Stated problem >> Gather each line of the entries below that includes "orbits".

⟨

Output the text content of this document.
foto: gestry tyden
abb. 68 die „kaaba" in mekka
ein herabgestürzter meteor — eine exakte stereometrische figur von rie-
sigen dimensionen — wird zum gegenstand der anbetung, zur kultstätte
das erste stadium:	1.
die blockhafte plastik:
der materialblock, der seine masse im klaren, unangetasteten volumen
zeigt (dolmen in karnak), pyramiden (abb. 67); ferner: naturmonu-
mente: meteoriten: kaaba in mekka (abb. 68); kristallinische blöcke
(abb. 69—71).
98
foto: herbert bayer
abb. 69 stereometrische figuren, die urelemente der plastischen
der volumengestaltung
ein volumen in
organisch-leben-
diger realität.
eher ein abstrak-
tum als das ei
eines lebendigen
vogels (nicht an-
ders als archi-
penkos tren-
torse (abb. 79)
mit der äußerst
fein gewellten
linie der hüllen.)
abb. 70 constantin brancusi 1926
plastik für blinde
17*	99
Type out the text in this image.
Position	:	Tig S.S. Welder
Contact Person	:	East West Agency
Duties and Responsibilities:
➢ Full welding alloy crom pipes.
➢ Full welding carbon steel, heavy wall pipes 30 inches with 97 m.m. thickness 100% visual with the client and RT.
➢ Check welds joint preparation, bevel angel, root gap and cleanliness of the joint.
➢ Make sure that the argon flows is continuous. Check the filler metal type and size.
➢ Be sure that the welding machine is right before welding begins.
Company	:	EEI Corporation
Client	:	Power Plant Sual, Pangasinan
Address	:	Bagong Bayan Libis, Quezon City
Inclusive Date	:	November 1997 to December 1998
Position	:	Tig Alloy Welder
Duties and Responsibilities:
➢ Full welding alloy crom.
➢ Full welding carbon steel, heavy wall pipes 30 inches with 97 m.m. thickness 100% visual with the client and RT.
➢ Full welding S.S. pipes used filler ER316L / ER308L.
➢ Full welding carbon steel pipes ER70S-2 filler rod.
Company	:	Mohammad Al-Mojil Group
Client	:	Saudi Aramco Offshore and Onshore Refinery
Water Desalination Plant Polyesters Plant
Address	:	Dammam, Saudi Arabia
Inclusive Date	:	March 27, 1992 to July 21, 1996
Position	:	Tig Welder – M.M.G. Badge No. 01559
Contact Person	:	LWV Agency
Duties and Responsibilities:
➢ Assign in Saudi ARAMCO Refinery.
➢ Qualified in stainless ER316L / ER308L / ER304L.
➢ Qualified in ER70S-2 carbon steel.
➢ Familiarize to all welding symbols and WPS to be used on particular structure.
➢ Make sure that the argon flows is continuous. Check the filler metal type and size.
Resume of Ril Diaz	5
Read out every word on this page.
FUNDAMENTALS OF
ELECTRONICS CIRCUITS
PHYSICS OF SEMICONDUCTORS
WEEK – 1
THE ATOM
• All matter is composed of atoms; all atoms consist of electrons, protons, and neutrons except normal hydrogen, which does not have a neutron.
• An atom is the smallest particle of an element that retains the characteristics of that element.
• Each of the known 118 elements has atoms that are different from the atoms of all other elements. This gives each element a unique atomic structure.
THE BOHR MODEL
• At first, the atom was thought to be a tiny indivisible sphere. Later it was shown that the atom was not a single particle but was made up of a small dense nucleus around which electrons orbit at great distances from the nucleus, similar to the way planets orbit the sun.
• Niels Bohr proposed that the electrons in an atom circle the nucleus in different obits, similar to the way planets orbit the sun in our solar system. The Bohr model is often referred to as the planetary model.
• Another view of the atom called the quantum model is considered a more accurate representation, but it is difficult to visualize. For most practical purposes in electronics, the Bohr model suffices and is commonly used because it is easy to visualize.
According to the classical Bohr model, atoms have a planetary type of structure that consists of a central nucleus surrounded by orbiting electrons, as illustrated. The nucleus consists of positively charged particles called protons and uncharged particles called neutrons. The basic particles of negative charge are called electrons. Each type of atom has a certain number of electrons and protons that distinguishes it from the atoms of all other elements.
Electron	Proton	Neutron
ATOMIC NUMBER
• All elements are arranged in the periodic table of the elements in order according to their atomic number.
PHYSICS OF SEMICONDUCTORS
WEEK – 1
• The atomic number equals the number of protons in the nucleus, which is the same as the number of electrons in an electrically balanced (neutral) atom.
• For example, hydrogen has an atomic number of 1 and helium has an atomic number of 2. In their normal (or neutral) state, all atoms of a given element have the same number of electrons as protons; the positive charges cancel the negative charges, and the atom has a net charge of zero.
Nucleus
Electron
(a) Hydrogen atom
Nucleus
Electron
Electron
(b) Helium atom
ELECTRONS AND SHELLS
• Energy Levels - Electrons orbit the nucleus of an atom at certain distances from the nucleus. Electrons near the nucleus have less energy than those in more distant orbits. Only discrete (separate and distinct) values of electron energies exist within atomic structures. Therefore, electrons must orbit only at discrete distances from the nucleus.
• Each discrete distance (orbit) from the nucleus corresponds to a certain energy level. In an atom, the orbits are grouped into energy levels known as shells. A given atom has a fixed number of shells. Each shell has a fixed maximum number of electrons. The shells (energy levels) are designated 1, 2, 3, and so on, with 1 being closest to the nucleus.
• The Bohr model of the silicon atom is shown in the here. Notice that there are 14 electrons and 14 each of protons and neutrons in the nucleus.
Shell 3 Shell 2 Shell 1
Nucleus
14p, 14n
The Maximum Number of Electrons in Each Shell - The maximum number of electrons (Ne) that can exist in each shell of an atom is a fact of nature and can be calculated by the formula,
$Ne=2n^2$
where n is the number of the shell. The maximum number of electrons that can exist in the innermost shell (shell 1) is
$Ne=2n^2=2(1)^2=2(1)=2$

⟩

Result of this exercise >>
• Energy Levels - Electrons orbit the nucleus of an atom at certain distances from the nucleus. Electrons near the nucleus have less energy than those in more distant orbits. Only discrete (separate and distinct) values of electron energies exist within atomic structures. Therefore, electrons must orbit only at discrete distances from the nucleus.
• Each discrete distance (orbit) from the nucleus corresponds to a certain energy level. In an atom, the orbits are grouped into energy levels known as shells. A given atom has a fixed number of shells. Each shell has a fixed maximum number of electrons. The shells (energy levels) are designated 1, 2, 3, and so on, with 1 being closest to the nucleus.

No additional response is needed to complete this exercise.